▶ [Stored rows]
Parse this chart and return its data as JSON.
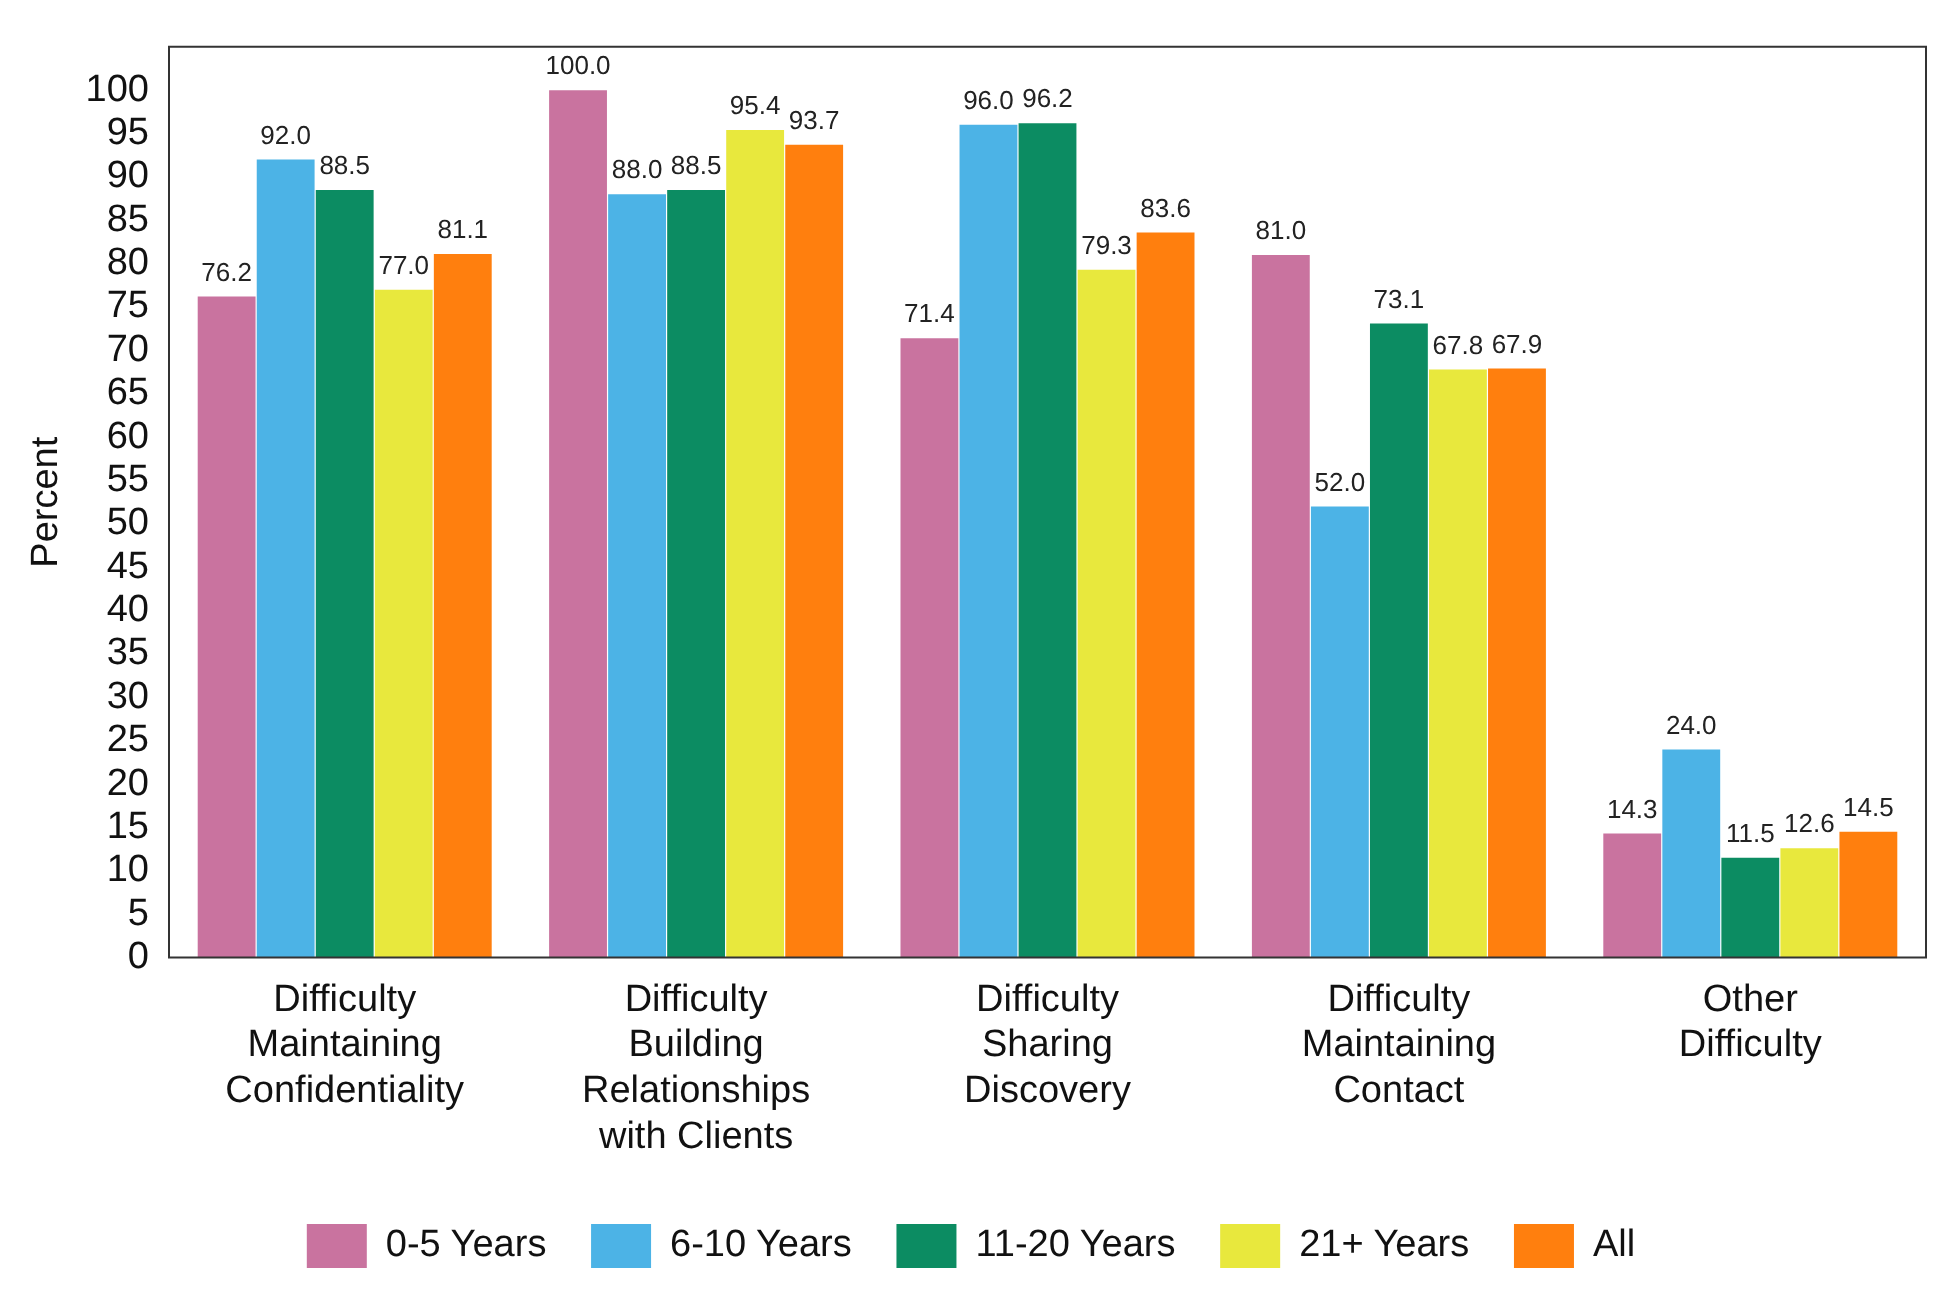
{
  "chart_data": {
    "type": "bar",
    "ylabel": "Percent",
    "categories": [
      "Difficulty Maintaining Confidentiality",
      "Difficulty Building Relationships with Clients",
      "Difficulty Sharing Discovery",
      "Difficulty Maintaining Contact",
      "Other Difficulty"
    ],
    "series": [
      {
        "name": "0-5 Years",
        "color": "#c9739f",
        "values": [
          76.2,
          100.0,
          71.4,
          81.0,
          14.3
        ],
        "value_labels": [
          "76.2",
          "100.0",
          "71.4",
          "81.0",
          "14.3"
        ]
      },
      {
        "name": "6-10 Years",
        "color": "#4cb3e6",
        "values": [
          92.0,
          88.0,
          96.0,
          52.0,
          24.0
        ],
        "value_labels": [
          "92.0",
          "88.0",
          "96.0",
          "52.0",
          "24.0"
        ]
      },
      {
        "name": "11-20 Years",
        "color": "#0c8c62",
        "values": [
          88.5,
          88.5,
          96.2,
          73.1,
          11.5
        ],
        "value_labels": [
          "88.5",
          "88.5",
          "96.2",
          "73.1",
          "11.5"
        ]
      },
      {
        "name": "21+ Years",
        "color": "#e8e83d",
        "values": [
          77.0,
          95.4,
          79.3,
          67.8,
          12.6
        ],
        "value_labels": [
          "77.0",
          "95.4",
          "79.3",
          "67.8",
          "12.6"
        ]
      },
      {
        "name": "All",
        "color": "#ff7f0e",
        "values": [
          81.1,
          93.7,
          83.6,
          67.9,
          14.5
        ],
        "value_labels": [
          "81.1",
          "93.7",
          "83.6",
          "67.9",
          "14.5"
        ]
      }
    ],
    "ylim": [
      0,
      105
    ],
    "yticks": [
      0,
      5,
      10,
      15,
      20,
      25,
      30,
      35,
      40,
      45,
      50,
      55,
      60,
      65,
      70,
      75,
      80,
      85,
      90,
      95,
      100
    ],
    "grid": false,
    "legend": "bottom"
  }
}
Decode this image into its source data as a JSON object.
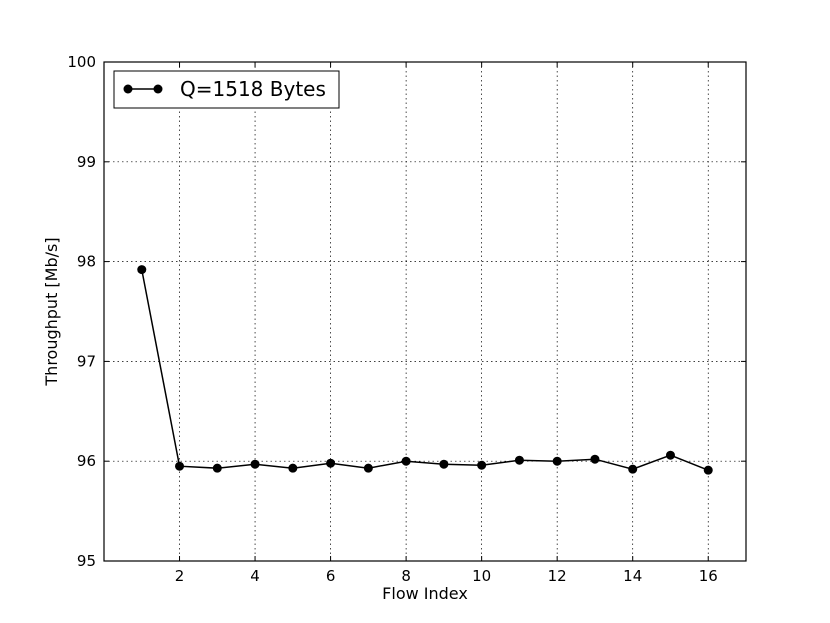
{
  "chart_data": {
    "type": "line",
    "title": "",
    "xlabel": "Flow Index",
    "ylabel": "Throughput [Mb/s]",
    "xlim": [
      0,
      17
    ],
    "ylim": [
      95,
      100
    ],
    "xticks": [
      2,
      4,
      6,
      8,
      10,
      12,
      14,
      16
    ],
    "yticks": [
      95,
      96,
      97,
      98,
      99,
      100
    ],
    "grid": true,
    "legend_position": "top-left",
    "series": [
      {
        "name": "Q=1518 Bytes",
        "color": "#000000",
        "marker": "circle",
        "x": [
          1,
          2,
          3,
          4,
          5,
          6,
          7,
          8,
          9,
          10,
          11,
          12,
          13,
          14,
          15,
          16
        ],
        "y": [
          97.92,
          95.95,
          95.93,
          95.97,
          95.93,
          95.98,
          95.93,
          96.0,
          95.97,
          95.96,
          96.01,
          96.0,
          96.02,
          95.92,
          96.06,
          95.91
        ]
      }
    ]
  }
}
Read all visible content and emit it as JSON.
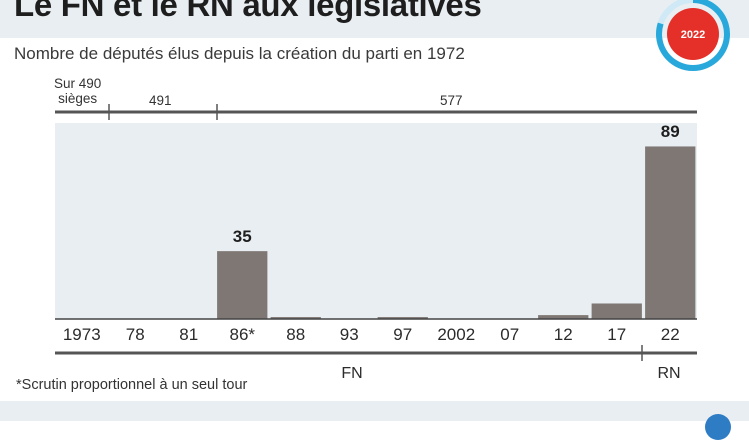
{
  "header": {
    "title": "Le FN et le RN aux législatives",
    "subtitle": "Nombre de députés élus depuis la création du parti en 1972",
    "badge_label": "2022"
  },
  "seat_groups": [
    {
      "label_line1": "Sur 490",
      "label_line2": "sièges"
    },
    {
      "label": "491"
    },
    {
      "label": "577"
    }
  ],
  "chart_data": {
    "type": "bar",
    "title": "Le FN et le RN aux législatives",
    "subtitle": "Nombre de députés élus depuis la création du parti en 1972",
    "categories": [
      "1973",
      "78",
      "81",
      "86*",
      "88",
      "93",
      "97",
      "2002",
      "07",
      "12",
      "17",
      "22"
    ],
    "values": [
      0,
      0,
      0,
      35,
      1,
      0,
      1,
      0,
      0,
      2,
      8,
      89
    ],
    "data_labels": {
      "86*": "35",
      "22": "89"
    },
    "ylim": [
      0,
      100
    ],
    "grid": false,
    "colors": {
      "bar": "#7f7774",
      "plot_bg": "#e8eef1",
      "badge": "#e5302a",
      "ring": "#29a8dc"
    }
  },
  "parties": [
    {
      "name": "FN"
    },
    {
      "name": "RN"
    }
  ],
  "footnote": "*Scrutin proportionnel à un seul tour"
}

▶ [Objective] Copy every line of the records above that holds the word "JSON".

▶ [Exercise answer]
Parse this chart and return its data as JSON.
Decode this image into its source data as a JSON object.
Read all visible content and emit it as JSON.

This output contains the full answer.